═══ SUPPLIED RECORDS ═══

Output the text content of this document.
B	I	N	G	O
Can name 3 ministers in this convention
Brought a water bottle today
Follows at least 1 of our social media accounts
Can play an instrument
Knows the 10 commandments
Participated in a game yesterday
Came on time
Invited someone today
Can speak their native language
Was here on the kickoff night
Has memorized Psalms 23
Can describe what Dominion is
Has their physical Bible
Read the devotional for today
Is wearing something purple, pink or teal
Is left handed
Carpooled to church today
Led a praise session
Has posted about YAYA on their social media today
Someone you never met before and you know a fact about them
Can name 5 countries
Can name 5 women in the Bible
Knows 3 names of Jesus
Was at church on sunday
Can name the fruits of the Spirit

═══
═══ SUPPLIED RECORDS ═══

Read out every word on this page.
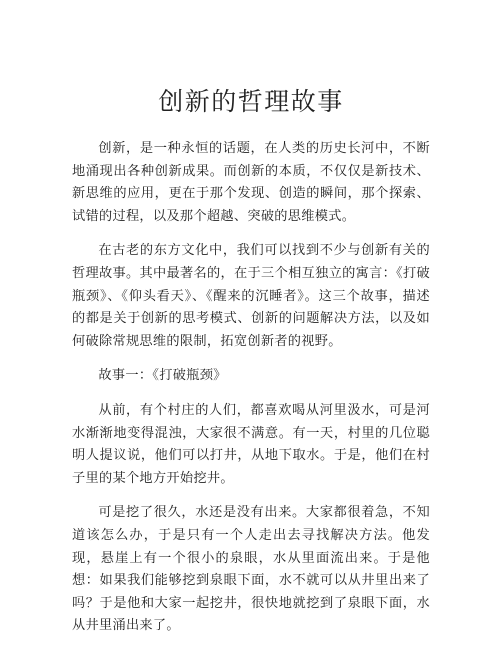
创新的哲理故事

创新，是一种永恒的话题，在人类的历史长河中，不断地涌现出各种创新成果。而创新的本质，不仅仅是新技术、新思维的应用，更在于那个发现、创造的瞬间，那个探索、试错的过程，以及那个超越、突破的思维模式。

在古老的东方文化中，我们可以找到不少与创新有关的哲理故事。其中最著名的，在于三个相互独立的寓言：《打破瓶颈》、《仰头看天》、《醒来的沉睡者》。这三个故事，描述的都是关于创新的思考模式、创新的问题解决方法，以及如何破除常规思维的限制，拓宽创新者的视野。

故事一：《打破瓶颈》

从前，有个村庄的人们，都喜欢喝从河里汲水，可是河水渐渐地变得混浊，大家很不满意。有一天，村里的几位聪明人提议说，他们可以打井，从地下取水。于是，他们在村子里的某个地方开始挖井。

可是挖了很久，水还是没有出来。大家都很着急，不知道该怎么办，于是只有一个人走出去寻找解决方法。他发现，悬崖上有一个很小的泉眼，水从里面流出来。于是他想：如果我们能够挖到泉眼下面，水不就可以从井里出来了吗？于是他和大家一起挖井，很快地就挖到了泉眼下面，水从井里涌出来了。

═══
═══ SUPPLIED RECORDS ═══

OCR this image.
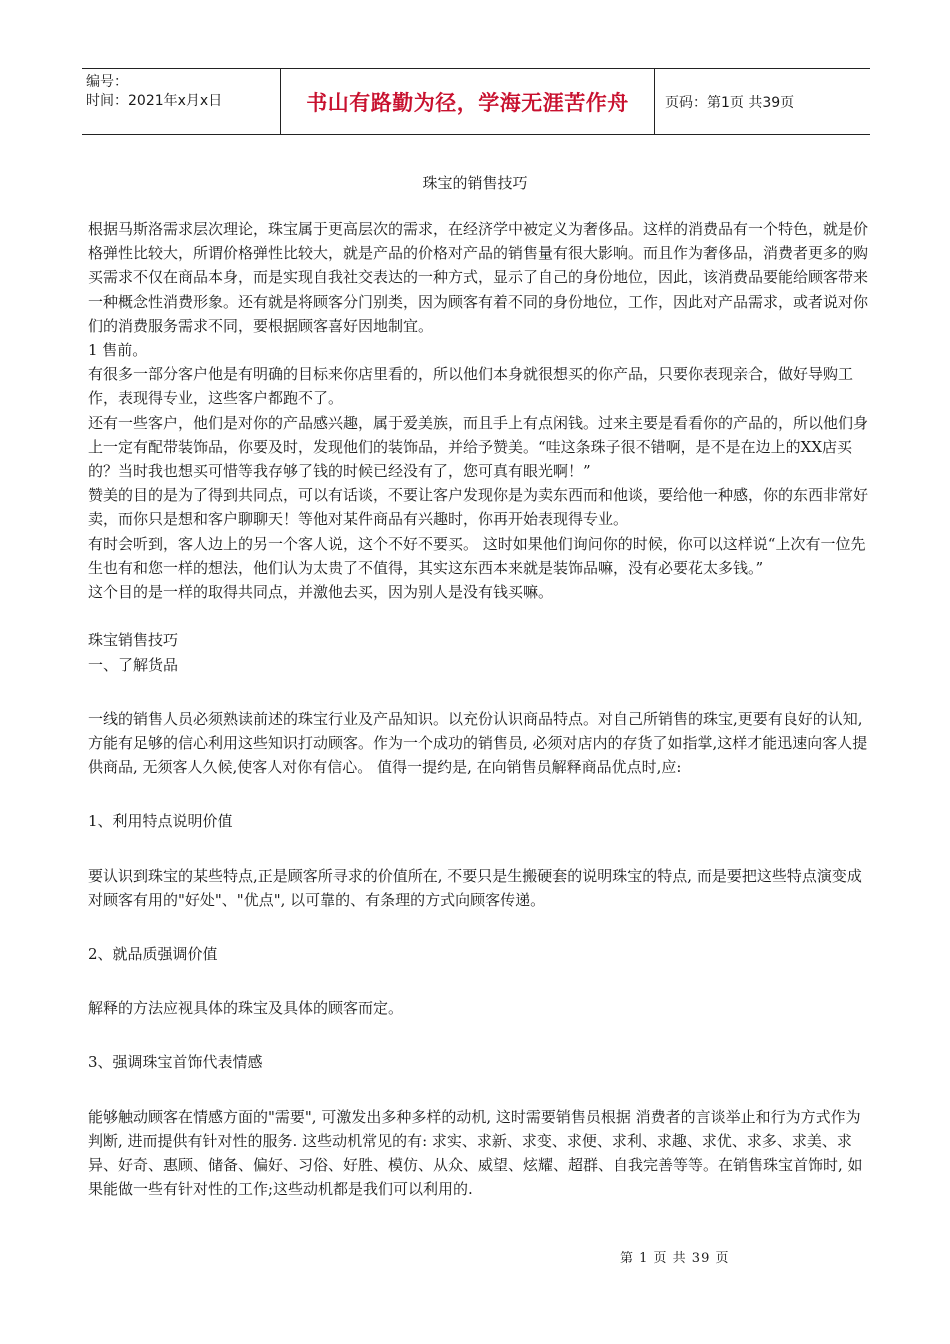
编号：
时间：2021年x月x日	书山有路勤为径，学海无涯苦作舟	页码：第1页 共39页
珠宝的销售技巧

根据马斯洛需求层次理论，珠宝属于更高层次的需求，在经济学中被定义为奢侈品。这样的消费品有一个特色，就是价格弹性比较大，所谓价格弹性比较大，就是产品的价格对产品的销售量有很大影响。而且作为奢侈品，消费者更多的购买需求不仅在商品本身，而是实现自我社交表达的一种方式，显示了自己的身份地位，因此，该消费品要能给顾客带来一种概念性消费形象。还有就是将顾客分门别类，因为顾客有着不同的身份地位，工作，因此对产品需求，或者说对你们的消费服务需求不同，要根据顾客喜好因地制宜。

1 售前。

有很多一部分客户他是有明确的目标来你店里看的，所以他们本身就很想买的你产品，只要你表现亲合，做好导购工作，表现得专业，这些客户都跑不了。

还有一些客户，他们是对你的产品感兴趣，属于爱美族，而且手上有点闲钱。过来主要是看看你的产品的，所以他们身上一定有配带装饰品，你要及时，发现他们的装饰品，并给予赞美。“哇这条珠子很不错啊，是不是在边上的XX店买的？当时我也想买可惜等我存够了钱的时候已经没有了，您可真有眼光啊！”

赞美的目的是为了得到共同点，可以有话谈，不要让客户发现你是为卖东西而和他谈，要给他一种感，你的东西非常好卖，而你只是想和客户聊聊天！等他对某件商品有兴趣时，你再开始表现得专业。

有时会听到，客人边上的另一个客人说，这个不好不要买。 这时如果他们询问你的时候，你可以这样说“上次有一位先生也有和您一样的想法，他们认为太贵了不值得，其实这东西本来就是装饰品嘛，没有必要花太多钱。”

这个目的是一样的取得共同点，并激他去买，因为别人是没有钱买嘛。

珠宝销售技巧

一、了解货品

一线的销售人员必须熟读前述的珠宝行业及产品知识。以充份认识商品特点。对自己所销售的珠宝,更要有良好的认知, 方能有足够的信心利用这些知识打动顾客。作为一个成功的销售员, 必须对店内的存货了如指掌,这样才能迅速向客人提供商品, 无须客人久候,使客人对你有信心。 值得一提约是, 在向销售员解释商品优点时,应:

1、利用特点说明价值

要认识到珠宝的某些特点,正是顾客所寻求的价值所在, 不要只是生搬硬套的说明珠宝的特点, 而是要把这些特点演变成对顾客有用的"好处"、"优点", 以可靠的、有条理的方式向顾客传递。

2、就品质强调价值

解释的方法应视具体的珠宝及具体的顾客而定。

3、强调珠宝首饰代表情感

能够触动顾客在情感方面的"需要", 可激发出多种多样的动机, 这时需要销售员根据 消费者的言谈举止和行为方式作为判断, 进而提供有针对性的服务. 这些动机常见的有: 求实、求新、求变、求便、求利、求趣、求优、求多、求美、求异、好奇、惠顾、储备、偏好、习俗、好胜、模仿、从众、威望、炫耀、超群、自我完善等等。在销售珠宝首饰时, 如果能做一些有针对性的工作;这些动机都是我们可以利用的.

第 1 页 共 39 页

═══

### CHALLENGE:
Gather each line from the listing above that holds "social".

### COMPLETED EXERCISE:
Follows at least 1 of our social media accounts
Has posted about YAYA on their social media today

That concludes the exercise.